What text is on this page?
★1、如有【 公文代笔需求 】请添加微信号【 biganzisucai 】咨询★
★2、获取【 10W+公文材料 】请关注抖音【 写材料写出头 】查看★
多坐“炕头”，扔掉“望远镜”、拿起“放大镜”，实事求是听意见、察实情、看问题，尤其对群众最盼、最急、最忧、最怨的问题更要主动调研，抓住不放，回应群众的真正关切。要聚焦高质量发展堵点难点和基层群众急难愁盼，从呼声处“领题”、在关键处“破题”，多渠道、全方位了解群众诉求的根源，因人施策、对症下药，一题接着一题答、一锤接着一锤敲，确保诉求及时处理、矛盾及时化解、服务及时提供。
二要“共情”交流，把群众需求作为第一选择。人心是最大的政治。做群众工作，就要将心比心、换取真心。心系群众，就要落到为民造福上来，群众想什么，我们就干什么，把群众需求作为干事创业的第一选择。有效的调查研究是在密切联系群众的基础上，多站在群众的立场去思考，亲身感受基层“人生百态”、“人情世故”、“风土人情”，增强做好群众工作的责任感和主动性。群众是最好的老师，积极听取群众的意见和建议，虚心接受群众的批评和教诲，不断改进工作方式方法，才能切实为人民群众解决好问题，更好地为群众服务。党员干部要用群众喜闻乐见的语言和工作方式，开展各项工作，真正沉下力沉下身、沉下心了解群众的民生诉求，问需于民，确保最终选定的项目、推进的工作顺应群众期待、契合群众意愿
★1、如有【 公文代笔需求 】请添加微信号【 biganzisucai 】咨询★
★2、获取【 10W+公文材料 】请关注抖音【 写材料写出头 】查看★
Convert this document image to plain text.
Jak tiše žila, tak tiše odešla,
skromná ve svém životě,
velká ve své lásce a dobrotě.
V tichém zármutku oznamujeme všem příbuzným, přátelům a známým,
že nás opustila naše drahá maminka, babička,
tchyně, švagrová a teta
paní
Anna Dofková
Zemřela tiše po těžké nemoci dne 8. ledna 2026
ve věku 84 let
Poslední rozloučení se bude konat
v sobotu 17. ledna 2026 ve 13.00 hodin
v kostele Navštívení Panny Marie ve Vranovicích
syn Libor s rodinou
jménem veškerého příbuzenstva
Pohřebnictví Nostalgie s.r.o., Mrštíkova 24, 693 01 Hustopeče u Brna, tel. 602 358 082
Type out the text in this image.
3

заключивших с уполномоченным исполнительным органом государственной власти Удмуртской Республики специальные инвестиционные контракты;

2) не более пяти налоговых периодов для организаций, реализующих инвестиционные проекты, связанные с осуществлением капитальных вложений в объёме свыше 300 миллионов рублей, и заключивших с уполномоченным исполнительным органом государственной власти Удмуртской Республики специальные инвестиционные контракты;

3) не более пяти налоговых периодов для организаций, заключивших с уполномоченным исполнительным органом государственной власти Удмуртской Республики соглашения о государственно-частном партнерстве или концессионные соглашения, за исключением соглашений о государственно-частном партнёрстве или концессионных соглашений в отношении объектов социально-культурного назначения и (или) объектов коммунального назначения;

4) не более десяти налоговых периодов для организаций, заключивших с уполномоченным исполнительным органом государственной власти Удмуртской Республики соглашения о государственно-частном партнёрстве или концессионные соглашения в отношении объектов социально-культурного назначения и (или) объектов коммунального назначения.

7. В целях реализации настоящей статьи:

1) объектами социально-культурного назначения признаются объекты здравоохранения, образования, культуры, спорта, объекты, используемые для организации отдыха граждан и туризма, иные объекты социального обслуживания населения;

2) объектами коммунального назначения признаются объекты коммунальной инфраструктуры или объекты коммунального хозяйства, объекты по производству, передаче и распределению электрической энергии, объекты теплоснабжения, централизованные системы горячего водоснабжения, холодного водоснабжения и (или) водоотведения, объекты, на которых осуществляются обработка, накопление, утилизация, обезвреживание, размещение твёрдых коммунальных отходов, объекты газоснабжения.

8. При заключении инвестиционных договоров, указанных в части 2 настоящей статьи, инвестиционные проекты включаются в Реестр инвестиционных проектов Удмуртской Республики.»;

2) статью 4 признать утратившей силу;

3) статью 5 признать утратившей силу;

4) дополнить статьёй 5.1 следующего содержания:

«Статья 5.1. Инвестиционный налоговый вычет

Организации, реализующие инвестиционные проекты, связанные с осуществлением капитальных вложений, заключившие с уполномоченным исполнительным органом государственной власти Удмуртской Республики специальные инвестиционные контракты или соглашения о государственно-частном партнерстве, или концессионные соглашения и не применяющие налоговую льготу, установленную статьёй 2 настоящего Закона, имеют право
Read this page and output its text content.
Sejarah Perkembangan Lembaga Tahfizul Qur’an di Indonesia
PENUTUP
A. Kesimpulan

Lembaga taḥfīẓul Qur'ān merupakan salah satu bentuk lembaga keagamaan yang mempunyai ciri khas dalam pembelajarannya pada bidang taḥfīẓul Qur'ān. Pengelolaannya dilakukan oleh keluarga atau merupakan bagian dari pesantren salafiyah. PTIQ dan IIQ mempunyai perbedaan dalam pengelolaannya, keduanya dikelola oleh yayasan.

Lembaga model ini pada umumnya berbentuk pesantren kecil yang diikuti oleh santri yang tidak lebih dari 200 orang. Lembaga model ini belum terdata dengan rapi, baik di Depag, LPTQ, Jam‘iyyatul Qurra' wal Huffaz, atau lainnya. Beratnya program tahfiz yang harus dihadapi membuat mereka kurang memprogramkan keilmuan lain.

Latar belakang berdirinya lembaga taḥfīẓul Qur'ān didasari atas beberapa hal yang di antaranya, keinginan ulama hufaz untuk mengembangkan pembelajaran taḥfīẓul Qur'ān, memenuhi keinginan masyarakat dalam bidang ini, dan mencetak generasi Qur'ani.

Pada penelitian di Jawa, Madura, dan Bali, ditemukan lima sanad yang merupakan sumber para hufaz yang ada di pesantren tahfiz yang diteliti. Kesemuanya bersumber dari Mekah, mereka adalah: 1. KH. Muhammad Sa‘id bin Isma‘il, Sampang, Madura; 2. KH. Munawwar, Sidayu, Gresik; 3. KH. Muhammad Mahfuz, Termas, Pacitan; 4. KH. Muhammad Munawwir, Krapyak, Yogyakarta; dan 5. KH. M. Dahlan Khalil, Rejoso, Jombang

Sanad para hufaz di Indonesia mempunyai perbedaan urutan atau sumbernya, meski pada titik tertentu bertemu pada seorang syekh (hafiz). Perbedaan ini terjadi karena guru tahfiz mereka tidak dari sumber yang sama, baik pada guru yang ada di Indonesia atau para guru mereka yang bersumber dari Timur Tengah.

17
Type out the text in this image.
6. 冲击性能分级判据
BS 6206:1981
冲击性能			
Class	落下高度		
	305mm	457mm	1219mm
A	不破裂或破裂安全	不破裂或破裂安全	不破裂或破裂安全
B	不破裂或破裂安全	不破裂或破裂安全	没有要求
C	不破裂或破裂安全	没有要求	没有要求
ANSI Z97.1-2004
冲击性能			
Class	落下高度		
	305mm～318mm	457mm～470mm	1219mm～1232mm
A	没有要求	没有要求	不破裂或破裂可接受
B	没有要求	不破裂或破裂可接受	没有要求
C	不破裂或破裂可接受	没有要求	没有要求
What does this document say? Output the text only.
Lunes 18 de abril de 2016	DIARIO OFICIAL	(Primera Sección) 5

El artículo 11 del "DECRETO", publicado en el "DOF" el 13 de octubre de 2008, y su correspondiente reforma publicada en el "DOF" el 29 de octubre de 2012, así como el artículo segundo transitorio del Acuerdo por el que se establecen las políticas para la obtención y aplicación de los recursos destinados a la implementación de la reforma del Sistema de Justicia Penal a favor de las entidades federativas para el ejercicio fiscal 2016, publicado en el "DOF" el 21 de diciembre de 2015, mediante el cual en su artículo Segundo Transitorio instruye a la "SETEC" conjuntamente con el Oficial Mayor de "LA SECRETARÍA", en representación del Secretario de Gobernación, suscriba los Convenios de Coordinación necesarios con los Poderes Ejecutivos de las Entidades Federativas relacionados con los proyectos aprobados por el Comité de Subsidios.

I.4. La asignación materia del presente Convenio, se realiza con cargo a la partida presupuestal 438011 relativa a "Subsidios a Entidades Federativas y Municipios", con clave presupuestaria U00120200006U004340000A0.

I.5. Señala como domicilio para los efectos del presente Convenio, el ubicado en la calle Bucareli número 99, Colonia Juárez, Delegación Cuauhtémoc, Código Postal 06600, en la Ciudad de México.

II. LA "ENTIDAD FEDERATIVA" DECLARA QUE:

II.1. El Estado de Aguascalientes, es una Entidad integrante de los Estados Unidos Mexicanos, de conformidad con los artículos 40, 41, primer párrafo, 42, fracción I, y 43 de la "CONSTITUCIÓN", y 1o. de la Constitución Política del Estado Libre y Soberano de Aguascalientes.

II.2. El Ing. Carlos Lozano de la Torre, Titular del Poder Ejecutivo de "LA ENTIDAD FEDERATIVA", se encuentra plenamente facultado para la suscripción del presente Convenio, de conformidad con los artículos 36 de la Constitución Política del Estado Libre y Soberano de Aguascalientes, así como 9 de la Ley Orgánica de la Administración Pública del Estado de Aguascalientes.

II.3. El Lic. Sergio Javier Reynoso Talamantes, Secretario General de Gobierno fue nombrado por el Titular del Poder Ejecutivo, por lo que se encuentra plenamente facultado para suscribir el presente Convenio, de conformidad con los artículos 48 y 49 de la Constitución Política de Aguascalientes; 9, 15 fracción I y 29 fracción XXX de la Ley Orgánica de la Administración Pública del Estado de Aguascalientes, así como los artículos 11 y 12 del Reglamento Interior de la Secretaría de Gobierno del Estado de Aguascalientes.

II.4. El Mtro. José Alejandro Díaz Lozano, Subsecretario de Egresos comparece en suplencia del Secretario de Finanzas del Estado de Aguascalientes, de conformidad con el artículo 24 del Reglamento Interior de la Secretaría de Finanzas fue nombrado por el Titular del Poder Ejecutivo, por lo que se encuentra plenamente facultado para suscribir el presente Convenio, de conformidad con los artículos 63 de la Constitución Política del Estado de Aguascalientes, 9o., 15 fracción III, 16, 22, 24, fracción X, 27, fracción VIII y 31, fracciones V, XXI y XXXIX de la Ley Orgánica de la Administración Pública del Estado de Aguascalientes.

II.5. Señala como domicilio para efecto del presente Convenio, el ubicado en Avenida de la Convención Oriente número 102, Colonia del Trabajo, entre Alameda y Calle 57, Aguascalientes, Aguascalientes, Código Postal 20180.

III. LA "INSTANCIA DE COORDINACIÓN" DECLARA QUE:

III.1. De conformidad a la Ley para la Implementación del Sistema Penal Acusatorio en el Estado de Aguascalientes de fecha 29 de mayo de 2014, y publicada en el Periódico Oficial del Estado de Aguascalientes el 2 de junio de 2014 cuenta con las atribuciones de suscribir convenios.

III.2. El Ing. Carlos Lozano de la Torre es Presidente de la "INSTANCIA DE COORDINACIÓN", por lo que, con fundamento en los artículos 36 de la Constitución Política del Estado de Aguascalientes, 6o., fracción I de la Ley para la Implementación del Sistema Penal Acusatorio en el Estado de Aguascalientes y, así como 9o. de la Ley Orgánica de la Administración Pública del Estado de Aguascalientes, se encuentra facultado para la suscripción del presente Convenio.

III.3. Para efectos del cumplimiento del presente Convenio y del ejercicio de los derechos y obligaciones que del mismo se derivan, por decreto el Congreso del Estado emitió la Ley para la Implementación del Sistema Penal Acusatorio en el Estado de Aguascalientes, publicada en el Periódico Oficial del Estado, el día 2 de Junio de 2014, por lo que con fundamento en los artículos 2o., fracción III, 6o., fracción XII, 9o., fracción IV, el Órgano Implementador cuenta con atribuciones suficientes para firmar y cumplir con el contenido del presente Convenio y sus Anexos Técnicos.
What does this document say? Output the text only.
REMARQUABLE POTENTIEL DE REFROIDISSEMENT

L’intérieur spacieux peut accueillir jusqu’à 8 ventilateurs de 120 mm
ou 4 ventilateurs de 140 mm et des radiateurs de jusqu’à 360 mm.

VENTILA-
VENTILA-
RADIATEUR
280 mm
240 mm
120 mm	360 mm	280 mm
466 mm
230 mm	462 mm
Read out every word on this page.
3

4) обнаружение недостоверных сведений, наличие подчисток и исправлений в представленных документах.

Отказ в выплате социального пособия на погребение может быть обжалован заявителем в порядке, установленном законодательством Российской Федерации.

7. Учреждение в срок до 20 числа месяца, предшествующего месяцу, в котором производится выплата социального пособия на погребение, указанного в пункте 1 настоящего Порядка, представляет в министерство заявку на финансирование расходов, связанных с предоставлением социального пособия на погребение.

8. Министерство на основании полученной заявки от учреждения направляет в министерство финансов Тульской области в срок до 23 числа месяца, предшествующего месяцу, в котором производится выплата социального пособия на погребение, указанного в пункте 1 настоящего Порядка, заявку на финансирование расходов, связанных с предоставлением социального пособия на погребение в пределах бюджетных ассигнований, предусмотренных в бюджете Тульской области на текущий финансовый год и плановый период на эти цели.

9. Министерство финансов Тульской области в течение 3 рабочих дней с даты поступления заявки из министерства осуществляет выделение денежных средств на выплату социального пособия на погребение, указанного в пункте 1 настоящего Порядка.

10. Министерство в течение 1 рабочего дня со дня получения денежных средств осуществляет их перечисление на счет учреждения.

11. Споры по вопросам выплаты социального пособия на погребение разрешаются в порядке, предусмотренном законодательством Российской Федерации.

**What you are asked to do:** Tell how many lines in the material above include the word "dalam", giving the number only.

**Response to this task:** 2